• What to work on
Take down each entry exactly as written.

○ ○ ○

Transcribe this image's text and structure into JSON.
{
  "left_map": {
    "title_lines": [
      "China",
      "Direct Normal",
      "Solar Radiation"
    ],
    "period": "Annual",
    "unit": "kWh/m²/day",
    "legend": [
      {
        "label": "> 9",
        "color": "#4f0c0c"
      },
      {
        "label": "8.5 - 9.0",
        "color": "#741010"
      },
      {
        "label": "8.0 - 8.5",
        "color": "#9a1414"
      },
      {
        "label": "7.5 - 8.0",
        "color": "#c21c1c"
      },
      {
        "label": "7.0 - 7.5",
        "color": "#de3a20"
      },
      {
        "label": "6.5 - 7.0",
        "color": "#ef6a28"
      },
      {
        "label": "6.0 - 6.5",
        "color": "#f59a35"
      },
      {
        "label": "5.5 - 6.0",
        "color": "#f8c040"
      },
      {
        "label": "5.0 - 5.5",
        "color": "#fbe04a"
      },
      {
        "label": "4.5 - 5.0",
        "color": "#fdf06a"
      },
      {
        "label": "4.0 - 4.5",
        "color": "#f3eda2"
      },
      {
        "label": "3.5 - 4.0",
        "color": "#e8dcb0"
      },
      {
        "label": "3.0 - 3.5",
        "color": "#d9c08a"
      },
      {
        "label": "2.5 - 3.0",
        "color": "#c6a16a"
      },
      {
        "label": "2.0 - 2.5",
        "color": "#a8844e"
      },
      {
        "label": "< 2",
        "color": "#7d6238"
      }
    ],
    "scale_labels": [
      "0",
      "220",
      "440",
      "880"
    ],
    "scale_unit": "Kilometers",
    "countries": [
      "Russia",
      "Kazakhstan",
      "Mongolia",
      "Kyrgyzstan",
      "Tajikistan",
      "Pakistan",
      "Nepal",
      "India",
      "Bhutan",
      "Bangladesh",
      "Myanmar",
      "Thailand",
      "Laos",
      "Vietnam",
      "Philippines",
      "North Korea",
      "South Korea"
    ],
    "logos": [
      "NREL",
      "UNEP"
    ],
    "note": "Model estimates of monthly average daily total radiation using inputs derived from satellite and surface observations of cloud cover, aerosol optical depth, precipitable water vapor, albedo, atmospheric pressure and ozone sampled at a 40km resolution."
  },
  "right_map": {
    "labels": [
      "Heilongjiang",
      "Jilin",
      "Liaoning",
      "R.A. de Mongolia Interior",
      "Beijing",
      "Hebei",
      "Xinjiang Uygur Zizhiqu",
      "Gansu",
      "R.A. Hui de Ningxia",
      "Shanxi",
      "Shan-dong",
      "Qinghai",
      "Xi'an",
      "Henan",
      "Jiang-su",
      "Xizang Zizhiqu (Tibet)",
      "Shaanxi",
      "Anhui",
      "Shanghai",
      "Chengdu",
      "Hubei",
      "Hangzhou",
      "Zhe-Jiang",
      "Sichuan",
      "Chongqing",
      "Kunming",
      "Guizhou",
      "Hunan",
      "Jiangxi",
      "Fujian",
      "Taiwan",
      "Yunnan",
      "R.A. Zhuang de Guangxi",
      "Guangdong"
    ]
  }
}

○ ○ ○

• Task solution
Transcribe this image's text and structure into JSON.
{
  "left_map": {
    "title_lines": [
      "China",
      "Direct Normal",
      "Solar Radiation"
    ],
    "period": "Annual",
    "unit": "kWh/m²/day",
    "legend": [
      {
        "label": "> 9",
        "color": "#4f0c0c"
      },
      {
        "label": "8.5 - 9.0",
        "color": "#741010"
      },
      {
        "label": "8.0 - 8.5",
        "color": "#9a1414"
      },
      {
        "label": "7.5 - 8.0",
        "color": "#c21c1c"
      },
      {
        "label": "7.0 - 7.5",
        "color": "#de3a20"
      },
      {
        "label": "6.5 - 7.0",
        "color": "#ef6a28"
      },
      {
        "label": "6.0 - 6.5",
        "color": "#f59a35"
      },
      {
        "label": "5.5 - 6.0",
        "color": "#f8c040"
      },
      {
        "label": "5.0 - 5.5",
        "color": "#fbe04a"
      },
      {
        "label": "4.5 - 5.0",
        "color": "#fdf06a"
      },
      {
        "label": "4.0 - 4.5",
        "color": "#f3eda2"
      },
      {
        "label": "3.5 - 4.0",
        "color": "#e8dcb0"
      },
      {
        "label": "3.0 - 3.5",
        "color": "#d9c08a"
      },
      {
        "label": "2.5 - 3.0",
        "color": "#c6a16a"
      },
      {
        "label": "2.0 - 2.5",
        "color": "#a8844e"
      },
      {
        "label": "< 2",
        "color": "#7d6238"
      }
    ],
    "scale_labels": [
      "0",
      "220",
      "440",
      "880"
    ],
    "scale_unit": "Kilometers",
    "countries": [
      "Russia",
      "Kazakhstan",
      "Mongolia",
      "Kyrgyzstan",
      "Tajikistan",
      "Pakistan",
      "Nepal",
      "India",
      "Bhutan",
      "Bangladesh",
      "Myanmar",
      "Thailand",
      "Laos",
      "Vietnam",
      "Philippines",
      "North Korea",
      "South Korea"
    ],
    "logos": [
      "NREL",
      "UNEP"
    ],
    "note": "Model estimates of monthly average daily total radiation using inputs derived from satellite and surface observations of cloud cover, aerosol optical depth, precipitable water vapor, albedo, atmospheric pressure and ozone sampled at a 40km resolution."
  },
  "right_map": {
    "labels": [
      "Heilongjiang",
      "Jilin",
      "Liaoning",
      "R.A. de Mongolia Interior",
      "Beijing",
      "Hebei",
      "Xinjiang Uygur Zizhiqu",
      "Gansu",
      "R.A. Hui de Ningxia",
      "Shanxi",
      "Shan-dong",
      "Qinghai",
      "Xi'an",
      "Henan",
      "Jiang-su",
      "Xizang Zizhiqu (Tibet)",
      "Shaanxi",
      "Anhui",
      "Shanghai",
      "Chengdu",
      "Hubei",
      "Hangzhou",
      "Zhe-Jiang",
      "Sichuan",
      "Chongqing",
      "Kunming",
      "Guizhou",
      "Hunan",
      "Jiangxi",
      "Fujian",
      "Taiwan",
      "Yunnan",
      "R.A. Zhuang de Guangxi",
      "Guangdong"
    ]
  }
}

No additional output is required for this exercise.